Source data:
—————
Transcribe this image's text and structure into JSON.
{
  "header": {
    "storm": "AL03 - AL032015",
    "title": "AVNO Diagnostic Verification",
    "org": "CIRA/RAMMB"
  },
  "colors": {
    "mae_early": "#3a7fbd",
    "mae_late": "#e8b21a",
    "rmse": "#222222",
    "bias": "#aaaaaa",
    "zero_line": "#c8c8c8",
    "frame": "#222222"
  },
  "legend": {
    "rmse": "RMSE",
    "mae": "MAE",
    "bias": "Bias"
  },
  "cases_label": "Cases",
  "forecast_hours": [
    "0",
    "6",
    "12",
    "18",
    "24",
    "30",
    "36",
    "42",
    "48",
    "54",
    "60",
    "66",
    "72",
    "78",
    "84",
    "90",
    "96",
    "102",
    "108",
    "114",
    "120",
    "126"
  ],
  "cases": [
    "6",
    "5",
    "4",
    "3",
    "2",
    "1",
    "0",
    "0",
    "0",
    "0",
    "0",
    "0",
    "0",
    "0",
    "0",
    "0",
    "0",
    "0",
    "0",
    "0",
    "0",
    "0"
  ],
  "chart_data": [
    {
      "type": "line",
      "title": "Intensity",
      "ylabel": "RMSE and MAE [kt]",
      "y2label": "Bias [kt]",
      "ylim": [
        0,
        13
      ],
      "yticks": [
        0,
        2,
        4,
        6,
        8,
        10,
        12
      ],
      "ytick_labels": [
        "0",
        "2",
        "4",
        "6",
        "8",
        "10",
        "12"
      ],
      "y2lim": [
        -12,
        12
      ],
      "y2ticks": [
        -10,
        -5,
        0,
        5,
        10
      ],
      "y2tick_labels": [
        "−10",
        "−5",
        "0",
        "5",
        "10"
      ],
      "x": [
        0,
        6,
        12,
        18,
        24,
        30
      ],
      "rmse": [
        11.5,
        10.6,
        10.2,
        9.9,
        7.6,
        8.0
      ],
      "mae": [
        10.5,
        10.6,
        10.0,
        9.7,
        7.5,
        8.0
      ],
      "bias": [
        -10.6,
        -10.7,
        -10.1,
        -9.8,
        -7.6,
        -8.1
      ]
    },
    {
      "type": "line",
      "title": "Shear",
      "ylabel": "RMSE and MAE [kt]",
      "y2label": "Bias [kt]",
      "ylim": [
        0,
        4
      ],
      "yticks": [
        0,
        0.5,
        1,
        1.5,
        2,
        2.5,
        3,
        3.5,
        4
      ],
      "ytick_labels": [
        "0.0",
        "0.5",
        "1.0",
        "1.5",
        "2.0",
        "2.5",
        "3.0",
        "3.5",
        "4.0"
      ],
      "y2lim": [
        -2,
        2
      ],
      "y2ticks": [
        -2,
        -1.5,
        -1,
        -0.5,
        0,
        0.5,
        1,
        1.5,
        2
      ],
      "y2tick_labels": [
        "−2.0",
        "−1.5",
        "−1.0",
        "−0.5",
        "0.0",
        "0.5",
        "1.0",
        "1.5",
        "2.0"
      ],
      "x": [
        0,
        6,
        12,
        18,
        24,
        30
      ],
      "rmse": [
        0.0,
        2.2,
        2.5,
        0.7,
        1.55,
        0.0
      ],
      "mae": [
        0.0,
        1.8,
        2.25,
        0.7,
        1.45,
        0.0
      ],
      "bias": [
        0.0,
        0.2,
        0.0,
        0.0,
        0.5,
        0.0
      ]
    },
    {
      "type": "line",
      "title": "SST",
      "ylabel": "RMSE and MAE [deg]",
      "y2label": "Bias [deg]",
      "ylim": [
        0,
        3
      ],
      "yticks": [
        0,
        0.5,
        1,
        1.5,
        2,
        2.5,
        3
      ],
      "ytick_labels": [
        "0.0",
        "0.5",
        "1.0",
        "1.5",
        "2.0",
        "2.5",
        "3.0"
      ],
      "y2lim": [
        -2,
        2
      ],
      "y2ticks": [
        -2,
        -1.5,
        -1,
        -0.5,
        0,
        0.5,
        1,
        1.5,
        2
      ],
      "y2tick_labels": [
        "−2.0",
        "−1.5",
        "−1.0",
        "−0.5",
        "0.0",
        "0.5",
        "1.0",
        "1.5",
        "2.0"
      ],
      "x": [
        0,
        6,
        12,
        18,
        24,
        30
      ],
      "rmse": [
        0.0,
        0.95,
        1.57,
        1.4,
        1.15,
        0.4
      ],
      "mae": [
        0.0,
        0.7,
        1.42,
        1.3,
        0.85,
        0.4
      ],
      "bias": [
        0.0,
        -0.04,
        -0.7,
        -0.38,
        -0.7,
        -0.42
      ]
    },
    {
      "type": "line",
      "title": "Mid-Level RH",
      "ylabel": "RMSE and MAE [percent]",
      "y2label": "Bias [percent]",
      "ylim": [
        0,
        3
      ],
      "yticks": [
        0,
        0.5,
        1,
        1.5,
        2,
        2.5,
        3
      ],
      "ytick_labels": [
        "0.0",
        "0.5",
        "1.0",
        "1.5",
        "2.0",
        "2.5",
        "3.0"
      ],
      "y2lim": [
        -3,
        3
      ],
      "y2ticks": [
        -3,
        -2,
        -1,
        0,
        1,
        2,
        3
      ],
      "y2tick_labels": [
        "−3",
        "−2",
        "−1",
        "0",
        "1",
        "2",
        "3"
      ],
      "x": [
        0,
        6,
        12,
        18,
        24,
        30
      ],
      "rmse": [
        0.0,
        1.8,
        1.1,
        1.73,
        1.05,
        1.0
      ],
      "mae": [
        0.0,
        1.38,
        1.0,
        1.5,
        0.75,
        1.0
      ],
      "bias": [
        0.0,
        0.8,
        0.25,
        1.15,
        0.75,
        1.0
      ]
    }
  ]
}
—————
◆ What the exercise asks:
Exact copies of all the records are required.

◆ The answer:
Transcribe this image's text and structure into JSON.
{
  "header": {
    "storm": "AL03 - AL032015",
    "title": "AVNO Diagnostic Verification",
    "org": "CIRA/RAMMB"
  },
  "colors": {
    "mae_early": "#3a7fbd",
    "mae_late": "#e8b21a",
    "rmse": "#222222",
    "bias": "#aaaaaa",
    "zero_line": "#c8c8c8",
    "frame": "#222222"
  },
  "legend": {
    "rmse": "RMSE",
    "mae": "MAE",
    "bias": "Bias"
  },
  "cases_label": "Cases",
  "forecast_hours": [
    "0",
    "6",
    "12",
    "18",
    "24",
    "30",
    "36",
    "42",
    "48",
    "54",
    "60",
    "66",
    "72",
    "78",
    "84",
    "90",
    "96",
    "102",
    "108",
    "114",
    "120",
    "126"
  ],
  "cases": [
    "6",
    "5",
    "4",
    "3",
    "2",
    "1",
    "0",
    "0",
    "0",
    "0",
    "0",
    "0",
    "0",
    "0",
    "0",
    "0",
    "0",
    "0",
    "0",
    "0",
    "0",
    "0"
  ],
  "chart_data": [
    {
      "type": "line",
      "title": "Intensity",
      "ylabel": "RMSE and MAE [kt]",
      "y2label": "Bias [kt]",
      "ylim": [
        0,
        13
      ],
      "yticks": [
        0,
        2,
        4,
        6,
        8,
        10,
        12
      ],
      "ytick_labels": [
        "0",
        "2",
        "4",
        "6",
        "8",
        "10",
        "12"
      ],
      "y2lim": [
        -12,
        12
      ],
      "y2ticks": [
        -10,
        -5,
        0,
        5,
        10
      ],
      "y2tick_labels": [
        "−10",
        "−5",
        "0",
        "5",
        "10"
      ],
      "x": [
        0,
        6,
        12,
        18,
        24,
        30
      ],
      "rmse": [
        11.5,
        10.6,
        10.2,
        9.9,
        7.6,
        8.0
      ],
      "mae": [
        10.5,
        10.6,
        10.0,
        9.7,
        7.5,
        8.0
      ],
      "bias": [
        -10.6,
        -10.7,
        -10.1,
        -9.8,
        -7.6,
        -8.1
      ]
    },
    {
      "type": "line",
      "title": "Shear",
      "ylabel": "RMSE and MAE [kt]",
      "y2label": "Bias [kt]",
      "ylim": [
        0,
        4
      ],
      "yticks": [
        0,
        0.5,
        1,
        1.5,
        2,
        2.5,
        3,
        3.5,
        4
      ],
      "ytick_labels": [
        "0.0",
        "0.5",
        "1.0",
        "1.5",
        "2.0",
        "2.5",
        "3.0",
        "3.5",
        "4.0"
      ],
      "y2lim": [
        -2,
        2
      ],
      "y2ticks": [
        -2,
        -1.5,
        -1,
        -0.5,
        0,
        0.5,
        1,
        1.5,
        2
      ],
      "y2tick_labels": [
        "−2.0",
        "−1.5",
        "−1.0",
        "−0.5",
        "0.0",
        "0.5",
        "1.0",
        "1.5",
        "2.0"
      ],
      "x": [
        0,
        6,
        12,
        18,
        24,
        30
      ],
      "rmse": [
        0.0,
        2.2,
        2.5,
        0.7,
        1.55,
        0.0
      ],
      "mae": [
        0.0,
        1.8,
        2.25,
        0.7,
        1.45,
        0.0
      ],
      "bias": [
        0.0,
        0.2,
        0.0,
        0.0,
        0.5,
        0.0
      ]
    },
    {
      "type": "line",
      "title": "SST",
      "ylabel": "RMSE and MAE [deg]",
      "y2label": "Bias [deg]",
      "ylim": [
        0,
        3
      ],
      "yticks": [
        0,
        0.5,
        1,
        1.5,
        2,
        2.5,
        3
      ],
      "ytick_labels": [
        "0.0",
        "0.5",
        "1.0",
        "1.5",
        "2.0",
        "2.5",
        "3.0"
      ],
      "y2lim": [
        -2,
        2
      ],
      "y2ticks": [
        -2,
        -1.5,
        -1,
        -0.5,
        0,
        0.5,
        1,
        1.5,
        2
      ],
      "y2tick_labels": [
        "−2.0",
        "−1.5",
        "−1.0",
        "−0.5",
        "0.0",
        "0.5",
        "1.0",
        "1.5",
        "2.0"
      ],
      "x": [
        0,
        6,
        12,
        18,
        24,
        30
      ],
      "rmse": [
        0.0,
        0.95,
        1.57,
        1.4,
        1.15,
        0.4
      ],
      "mae": [
        0.0,
        0.7,
        1.42,
        1.3,
        0.85,
        0.4
      ],
      "bias": [
        0.0,
        -0.04,
        -0.7,
        -0.38,
        -0.7,
        -0.42
      ]
    },
    {
      "type": "line",
      "title": "Mid-Level RH",
      "ylabel": "RMSE and MAE [percent]",
      "y2label": "Bias [percent]",
      "ylim": [
        0,
        3
      ],
      "yticks": [
        0,
        0.5,
        1,
        1.5,
        2,
        2.5,
        3
      ],
      "ytick_labels": [
        "0.0",
        "0.5",
        "1.0",
        "1.5",
        "2.0",
        "2.5",
        "3.0"
      ],
      "y2lim": [
        -3,
        3
      ],
      "y2ticks": [
        -3,
        -2,
        -1,
        0,
        1,
        2,
        3
      ],
      "y2tick_labels": [
        "−3",
        "−2",
        "−1",
        "0",
        "1",
        "2",
        "3"
      ],
      "x": [
        0,
        6,
        12,
        18,
        24,
        30
      ],
      "rmse": [
        0.0,
        1.8,
        1.1,
        1.73,
        1.05,
        1.0
      ],
      "mae": [
        0.0,
        1.38,
        1.0,
        1.5,
        0.75,
        1.0
      ],
      "bias": [
        0.0,
        0.8,
        0.25,
        1.15,
        0.75,
        1.0
      ]
    }
  ]
}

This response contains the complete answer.